## Problem description
Repeat each record below exactly as given.

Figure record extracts
***
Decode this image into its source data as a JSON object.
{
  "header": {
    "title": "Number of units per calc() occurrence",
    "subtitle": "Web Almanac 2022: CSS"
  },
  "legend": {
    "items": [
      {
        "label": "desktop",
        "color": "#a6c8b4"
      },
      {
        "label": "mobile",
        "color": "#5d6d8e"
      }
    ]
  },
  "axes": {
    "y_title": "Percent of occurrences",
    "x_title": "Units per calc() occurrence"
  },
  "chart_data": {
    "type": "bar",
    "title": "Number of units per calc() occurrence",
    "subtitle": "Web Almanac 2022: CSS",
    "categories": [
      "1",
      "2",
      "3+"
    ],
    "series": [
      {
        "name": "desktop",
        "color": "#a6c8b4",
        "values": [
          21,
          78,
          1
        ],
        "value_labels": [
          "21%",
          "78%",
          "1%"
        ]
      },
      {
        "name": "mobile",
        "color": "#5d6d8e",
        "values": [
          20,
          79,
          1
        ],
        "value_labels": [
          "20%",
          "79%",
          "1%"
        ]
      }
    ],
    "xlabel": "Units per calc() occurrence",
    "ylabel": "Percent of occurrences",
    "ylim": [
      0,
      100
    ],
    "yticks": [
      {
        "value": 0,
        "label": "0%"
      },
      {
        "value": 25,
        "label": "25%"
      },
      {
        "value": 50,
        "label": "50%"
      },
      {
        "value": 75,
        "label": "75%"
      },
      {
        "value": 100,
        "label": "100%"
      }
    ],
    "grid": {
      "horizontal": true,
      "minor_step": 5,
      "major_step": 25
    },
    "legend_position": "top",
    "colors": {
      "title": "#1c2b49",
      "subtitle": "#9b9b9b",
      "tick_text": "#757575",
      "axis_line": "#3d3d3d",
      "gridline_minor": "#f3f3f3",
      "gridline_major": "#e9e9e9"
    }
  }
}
***
## Full answer
Decode this image into its source data as a JSON object.
{
  "header": {
    "title": "Number of units per calc() occurrence",
    "subtitle": "Web Almanac 2022: CSS"
  },
  "legend": {
    "items": [
      {
        "label": "desktop",
        "color": "#a6c8b4"
      },
      {
        "label": "mobile",
        "color": "#5d6d8e"
      }
    ]
  },
  "axes": {
    "y_title": "Percent of occurrences",
    "x_title": "Units per calc() occurrence"
  },
  "chart_data": {
    "type": "bar",
    "title": "Number of units per calc() occurrence",
    "subtitle": "Web Almanac 2022: CSS",
    "categories": [
      "1",
      "2",
      "3+"
    ],
    "series": [
      {
        "name": "desktop",
        "color": "#a6c8b4",
        "values": [
          21,
          78,
          1
        ],
        "value_labels": [
          "21%",
          "78%",
          "1%"
        ]
      },
      {
        "name": "mobile",
        "color": "#5d6d8e",
        "values": [
          20,
          79,
          1
        ],
        "value_labels": [
          "20%",
          "79%",
          "1%"
        ]
      }
    ],
    "xlabel": "Units per calc() occurrence",
    "ylabel": "Percent of occurrences",
    "ylim": [
      0,
      100
    ],
    "yticks": [
      {
        "value": 0,
        "label": "0%"
      },
      {
        "value": 25,
        "label": "25%"
      },
      {
        "value": 50,
        "label": "50%"
      },
      {
        "value": 75,
        "label": "75%"
      },
      {
        "value": 100,
        "label": "100%"
      }
    ],
    "grid": {
      "horizontal": true,
      "minor_step": 5,
      "major_step": 25
    },
    "legend_position": "top",
    "colors": {
      "title": "#1c2b49",
      "subtitle": "#9b9b9b",
      "tick_text": "#757575",
      "axis_line": "#3d3d3d",
      "gridline_minor": "#f3f3f3",
      "gridline_major": "#e9e9e9"
    }
  }
}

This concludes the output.